▶ **Task objective**: In full and without deviation, write out the entries that follow.

-- start Material provided --

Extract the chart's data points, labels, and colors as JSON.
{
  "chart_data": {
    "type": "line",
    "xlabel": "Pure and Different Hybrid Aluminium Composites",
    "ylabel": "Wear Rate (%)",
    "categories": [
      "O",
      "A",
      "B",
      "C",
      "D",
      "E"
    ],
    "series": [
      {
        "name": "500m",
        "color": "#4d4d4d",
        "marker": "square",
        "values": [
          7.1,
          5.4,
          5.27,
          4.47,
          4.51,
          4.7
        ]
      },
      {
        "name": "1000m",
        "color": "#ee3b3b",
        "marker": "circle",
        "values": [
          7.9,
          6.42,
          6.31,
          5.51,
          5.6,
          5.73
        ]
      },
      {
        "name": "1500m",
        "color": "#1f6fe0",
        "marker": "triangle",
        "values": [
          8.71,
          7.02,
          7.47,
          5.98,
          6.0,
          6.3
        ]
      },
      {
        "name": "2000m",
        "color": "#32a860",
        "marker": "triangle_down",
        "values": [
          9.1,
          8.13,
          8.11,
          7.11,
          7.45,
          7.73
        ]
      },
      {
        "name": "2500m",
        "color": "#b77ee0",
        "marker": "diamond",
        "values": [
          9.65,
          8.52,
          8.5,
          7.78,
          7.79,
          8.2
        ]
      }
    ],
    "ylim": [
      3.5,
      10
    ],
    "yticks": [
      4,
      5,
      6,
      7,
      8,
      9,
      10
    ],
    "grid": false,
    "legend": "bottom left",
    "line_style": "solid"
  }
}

-- end Material provided --

▶ **Result**:
Extract the chart's data points, labels, and colors as JSON.
{
  "chart_data": {
    "type": "line",
    "xlabel": "Pure and Different Hybrid Aluminium Composites",
    "ylabel": "Wear Rate (%)",
    "categories": [
      "O",
      "A",
      "B",
      "C",
      "D",
      "E"
    ],
    "series": [
      {
        "name": "500m",
        "color": "#4d4d4d",
        "marker": "square",
        "values": [
          7.1,
          5.4,
          5.27,
          4.47,
          4.51,
          4.7
        ]
      },
      {
        "name": "1000m",
        "color": "#ee3b3b",
        "marker": "circle",
        "values": [
          7.9,
          6.42,
          6.31,
          5.51,
          5.6,
          5.73
        ]
      },
      {
        "name": "1500m",
        "color": "#1f6fe0",
        "marker": "triangle",
        "values": [
          8.71,
          7.02,
          7.47,
          5.98,
          6.0,
          6.3
        ]
      },
      {
        "name": "2000m",
        "color": "#32a860",
        "marker": "triangle_down",
        "values": [
          9.1,
          8.13,
          8.11,
          7.11,
          7.45,
          7.73
        ]
      },
      {
        "name": "2500m",
        "color": "#b77ee0",
        "marker": "diamond",
        "values": [
          9.65,
          8.52,
          8.5,
          7.78,
          7.79,
          8.2
        ]
      }
    ],
    "ylim": [
      3.5,
      10
    ],
    "yticks": [
      4,
      5,
      6,
      7,
      8,
      9,
      10
    ],
    "grid": false,
    "legend": "bottom left",
    "line_style": "solid"
  }
}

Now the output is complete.